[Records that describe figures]
____

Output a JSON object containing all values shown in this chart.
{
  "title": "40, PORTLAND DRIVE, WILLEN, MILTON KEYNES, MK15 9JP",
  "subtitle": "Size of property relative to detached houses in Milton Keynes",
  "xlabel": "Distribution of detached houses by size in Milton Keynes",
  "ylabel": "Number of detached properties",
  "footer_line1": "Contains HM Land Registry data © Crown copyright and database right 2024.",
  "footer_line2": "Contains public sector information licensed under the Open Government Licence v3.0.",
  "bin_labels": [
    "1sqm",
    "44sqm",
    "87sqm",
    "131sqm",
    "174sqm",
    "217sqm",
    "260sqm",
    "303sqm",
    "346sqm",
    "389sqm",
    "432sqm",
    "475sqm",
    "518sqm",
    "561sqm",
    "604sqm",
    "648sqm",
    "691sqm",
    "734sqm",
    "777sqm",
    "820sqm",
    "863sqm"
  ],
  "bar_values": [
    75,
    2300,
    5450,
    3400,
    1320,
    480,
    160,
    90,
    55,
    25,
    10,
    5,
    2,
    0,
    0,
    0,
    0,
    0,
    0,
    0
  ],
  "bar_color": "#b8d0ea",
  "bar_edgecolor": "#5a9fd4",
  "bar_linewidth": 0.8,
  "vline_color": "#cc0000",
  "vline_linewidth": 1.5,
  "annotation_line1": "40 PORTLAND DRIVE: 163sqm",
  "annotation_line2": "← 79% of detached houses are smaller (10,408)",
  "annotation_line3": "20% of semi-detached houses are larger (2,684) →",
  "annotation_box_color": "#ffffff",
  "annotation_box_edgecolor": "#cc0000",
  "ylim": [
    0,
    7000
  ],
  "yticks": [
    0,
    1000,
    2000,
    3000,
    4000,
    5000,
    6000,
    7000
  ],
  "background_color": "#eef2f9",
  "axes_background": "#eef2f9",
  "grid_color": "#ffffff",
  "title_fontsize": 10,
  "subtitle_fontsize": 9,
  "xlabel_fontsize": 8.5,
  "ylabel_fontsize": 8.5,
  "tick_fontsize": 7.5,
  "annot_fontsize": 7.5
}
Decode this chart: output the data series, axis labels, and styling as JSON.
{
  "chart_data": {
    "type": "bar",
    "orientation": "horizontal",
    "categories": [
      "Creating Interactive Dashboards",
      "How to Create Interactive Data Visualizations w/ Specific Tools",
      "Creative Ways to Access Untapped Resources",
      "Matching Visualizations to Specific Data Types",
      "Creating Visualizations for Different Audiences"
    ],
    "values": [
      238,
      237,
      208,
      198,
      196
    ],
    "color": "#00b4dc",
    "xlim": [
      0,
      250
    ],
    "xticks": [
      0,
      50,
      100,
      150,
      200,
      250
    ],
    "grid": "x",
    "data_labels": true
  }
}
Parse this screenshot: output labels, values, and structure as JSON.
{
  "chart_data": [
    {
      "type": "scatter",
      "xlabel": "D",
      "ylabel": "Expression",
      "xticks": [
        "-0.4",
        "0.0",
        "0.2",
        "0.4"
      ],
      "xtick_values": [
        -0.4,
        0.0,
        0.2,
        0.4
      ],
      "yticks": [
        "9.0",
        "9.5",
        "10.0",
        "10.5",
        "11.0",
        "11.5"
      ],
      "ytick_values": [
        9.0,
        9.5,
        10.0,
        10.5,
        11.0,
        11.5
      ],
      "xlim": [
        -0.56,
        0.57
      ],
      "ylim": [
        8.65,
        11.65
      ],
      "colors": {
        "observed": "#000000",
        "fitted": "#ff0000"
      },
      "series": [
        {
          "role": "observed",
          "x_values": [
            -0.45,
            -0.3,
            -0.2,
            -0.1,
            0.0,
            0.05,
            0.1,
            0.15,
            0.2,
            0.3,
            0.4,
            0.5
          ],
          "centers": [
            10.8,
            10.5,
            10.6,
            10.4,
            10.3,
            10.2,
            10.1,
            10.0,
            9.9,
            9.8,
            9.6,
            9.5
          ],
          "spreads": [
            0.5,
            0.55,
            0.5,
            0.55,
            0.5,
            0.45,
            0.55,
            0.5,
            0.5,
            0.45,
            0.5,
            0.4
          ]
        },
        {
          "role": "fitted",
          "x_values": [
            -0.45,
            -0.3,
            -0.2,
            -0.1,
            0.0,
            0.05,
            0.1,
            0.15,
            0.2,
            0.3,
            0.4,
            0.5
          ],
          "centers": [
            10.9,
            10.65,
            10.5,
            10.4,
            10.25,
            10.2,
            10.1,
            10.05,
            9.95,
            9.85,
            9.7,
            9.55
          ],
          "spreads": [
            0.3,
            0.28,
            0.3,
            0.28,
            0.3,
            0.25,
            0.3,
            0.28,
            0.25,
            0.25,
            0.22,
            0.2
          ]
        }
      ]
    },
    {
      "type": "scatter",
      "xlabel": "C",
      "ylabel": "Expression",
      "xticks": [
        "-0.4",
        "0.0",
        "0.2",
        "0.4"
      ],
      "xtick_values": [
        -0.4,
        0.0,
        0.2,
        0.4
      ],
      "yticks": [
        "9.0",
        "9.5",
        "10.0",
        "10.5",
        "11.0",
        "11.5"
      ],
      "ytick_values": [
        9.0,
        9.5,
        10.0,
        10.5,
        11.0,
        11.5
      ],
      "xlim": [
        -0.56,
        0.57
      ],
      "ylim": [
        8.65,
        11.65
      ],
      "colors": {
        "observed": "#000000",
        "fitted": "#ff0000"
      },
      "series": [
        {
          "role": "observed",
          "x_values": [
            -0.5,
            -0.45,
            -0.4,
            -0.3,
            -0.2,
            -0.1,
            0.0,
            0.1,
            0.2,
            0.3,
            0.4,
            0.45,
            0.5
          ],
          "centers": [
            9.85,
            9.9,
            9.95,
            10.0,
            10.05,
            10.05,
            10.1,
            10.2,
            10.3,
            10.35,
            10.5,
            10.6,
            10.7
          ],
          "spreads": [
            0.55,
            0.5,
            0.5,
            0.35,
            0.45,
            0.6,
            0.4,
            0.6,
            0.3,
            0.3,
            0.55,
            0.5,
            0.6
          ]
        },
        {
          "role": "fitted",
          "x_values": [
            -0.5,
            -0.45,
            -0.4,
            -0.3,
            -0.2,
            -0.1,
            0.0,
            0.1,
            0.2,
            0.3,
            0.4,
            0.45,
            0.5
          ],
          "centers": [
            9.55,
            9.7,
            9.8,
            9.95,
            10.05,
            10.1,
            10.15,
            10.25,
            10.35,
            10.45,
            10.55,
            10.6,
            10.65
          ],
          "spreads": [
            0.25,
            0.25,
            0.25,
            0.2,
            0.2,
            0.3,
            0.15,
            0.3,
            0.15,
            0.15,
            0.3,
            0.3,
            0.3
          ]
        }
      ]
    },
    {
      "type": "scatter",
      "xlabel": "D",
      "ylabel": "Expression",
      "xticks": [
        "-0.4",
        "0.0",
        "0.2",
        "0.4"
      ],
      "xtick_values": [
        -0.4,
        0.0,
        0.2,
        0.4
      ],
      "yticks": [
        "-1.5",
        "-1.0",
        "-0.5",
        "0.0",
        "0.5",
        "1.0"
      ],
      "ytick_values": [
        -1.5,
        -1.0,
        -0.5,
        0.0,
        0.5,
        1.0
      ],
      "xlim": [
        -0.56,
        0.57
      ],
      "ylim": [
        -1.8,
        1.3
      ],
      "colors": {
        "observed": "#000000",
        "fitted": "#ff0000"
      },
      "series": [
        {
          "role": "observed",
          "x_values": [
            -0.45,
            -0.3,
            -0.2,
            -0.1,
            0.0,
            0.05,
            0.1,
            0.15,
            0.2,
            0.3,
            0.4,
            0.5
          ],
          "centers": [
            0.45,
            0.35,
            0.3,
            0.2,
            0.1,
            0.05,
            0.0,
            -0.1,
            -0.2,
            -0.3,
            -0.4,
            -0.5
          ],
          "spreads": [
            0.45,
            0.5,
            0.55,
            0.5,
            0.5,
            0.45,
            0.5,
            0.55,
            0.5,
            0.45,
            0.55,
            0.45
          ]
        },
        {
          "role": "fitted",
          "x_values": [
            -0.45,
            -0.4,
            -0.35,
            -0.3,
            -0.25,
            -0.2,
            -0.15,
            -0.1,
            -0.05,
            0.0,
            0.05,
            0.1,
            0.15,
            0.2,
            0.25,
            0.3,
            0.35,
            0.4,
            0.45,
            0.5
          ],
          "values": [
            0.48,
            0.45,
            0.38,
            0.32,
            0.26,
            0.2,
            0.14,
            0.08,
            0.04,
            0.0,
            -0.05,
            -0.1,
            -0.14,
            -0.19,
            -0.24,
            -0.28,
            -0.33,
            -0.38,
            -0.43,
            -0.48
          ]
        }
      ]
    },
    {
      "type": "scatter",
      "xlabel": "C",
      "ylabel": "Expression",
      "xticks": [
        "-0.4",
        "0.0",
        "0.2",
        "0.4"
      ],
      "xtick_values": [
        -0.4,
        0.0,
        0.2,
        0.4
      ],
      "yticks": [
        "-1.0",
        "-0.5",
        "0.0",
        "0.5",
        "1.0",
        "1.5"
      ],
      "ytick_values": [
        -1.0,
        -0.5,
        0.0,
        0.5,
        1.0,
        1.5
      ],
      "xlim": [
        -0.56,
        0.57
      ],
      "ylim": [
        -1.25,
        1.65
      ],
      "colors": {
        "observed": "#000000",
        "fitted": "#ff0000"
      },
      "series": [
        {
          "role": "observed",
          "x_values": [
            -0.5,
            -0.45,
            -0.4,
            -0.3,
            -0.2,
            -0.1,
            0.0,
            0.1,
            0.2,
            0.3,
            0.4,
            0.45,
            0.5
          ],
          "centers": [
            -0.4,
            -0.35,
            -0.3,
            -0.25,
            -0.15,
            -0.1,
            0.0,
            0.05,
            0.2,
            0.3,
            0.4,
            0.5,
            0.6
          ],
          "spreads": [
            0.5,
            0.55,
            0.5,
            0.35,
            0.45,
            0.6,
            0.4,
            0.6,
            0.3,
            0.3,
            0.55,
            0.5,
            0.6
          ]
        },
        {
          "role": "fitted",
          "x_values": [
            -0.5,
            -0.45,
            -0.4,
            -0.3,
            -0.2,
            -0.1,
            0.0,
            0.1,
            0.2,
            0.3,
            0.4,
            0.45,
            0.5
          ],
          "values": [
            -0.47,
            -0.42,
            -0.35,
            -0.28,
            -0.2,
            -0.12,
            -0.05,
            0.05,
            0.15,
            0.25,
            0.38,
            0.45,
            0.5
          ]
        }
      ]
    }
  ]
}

____

• **Brief**:
All lines holding the word "Creating" should be picked out and copied.

• **Reply to the exercise**:
      "Creating Interactive Dashboards",
      "Creating Visualizations for Different Audiences"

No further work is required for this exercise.